PROBLEM =>
Every entry that follows should be reproduced exactly.

Records from a dataset:
================================

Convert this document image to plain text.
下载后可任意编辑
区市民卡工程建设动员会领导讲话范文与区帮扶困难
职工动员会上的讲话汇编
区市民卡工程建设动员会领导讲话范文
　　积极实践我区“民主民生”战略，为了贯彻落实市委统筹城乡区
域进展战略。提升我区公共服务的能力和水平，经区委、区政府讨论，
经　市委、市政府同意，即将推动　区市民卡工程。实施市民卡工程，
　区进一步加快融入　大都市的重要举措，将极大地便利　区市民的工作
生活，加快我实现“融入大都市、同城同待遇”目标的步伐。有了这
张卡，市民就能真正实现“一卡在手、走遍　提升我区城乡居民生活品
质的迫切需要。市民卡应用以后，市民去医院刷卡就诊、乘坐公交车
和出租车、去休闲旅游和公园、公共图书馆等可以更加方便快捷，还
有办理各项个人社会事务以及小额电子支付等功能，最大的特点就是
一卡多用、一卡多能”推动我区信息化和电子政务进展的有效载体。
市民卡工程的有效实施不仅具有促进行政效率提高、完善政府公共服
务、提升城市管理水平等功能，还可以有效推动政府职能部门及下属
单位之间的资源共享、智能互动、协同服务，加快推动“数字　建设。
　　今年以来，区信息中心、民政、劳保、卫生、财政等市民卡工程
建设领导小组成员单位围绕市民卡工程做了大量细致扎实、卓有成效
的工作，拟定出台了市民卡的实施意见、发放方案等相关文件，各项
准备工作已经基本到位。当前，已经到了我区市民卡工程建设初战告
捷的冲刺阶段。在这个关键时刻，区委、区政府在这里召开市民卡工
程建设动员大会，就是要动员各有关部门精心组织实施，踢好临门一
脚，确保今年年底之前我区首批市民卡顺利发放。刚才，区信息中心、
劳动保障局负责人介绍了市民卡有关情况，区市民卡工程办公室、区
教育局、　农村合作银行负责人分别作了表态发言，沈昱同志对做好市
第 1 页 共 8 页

================================

RESULT BELOW =>
Convert this document image to plain text.
下载后可任意编辑
区市民卡工程建设动员会领导讲话范文与区帮扶困难
职工动员会上的讲话汇编
区市民卡工程建设动员会领导讲话范文
　　积极实践我区“民主民生”战略，为了贯彻落实市委统筹城乡区
域进展战略。提升我区公共服务的能力和水平，经区委、区政府讨论，
经　市委、市政府同意，即将推动　区市民卡工程。实施市民卡工程，
　区进一步加快融入　大都市的重要举措，将极大地便利　区市民的工作
生活，加快我实现“融入大都市、同城同待遇”目标的步伐。有了这
张卡，市民就能真正实现“一卡在手、走遍　提升我区城乡居民生活品
质的迫切需要。市民卡应用以后，市民去医院刷卡就诊、乘坐公交车
和出租车、去休闲旅游和公园、公共图书馆等可以更加方便快捷，还
有办理各项个人社会事务以及小额电子支付等功能，最大的特点就是
一卡多用、一卡多能”推动我区信息化和电子政务进展的有效载体。
市民卡工程的有效实施不仅具有促进行政效率提高、完善政府公共服
务、提升城市管理水平等功能，还可以有效推动政府职能部门及下属
单位之间的资源共享、智能互动、协同服务，加快推动“数字　建设。
　　今年以来，区信息中心、民政、劳保、卫生、财政等市民卡工程
建设领导小组成员单位围绕市民卡工程做了大量细致扎实、卓有成效
的工作，拟定出台了市民卡的实施意见、发放方案等相关文件，各项
准备工作已经基本到位。当前，已经到了我区市民卡工程建设初战告
捷的冲刺阶段。在这个关键时刻，区委、区政府在这里召开市民卡工
程建设动员大会，就是要动员各有关部门精心组织实施，踢好临门一
脚，确保今年年底之前我区首批市民卡顺利发放。刚才，区信息中心、
劳动保障局负责人介绍了市民卡有关情况，区市民卡工程办公室、区
教育局、　农村合作银行负责人分别作了表态发言，沈昱同志对做好市
第 1 页 共 8 页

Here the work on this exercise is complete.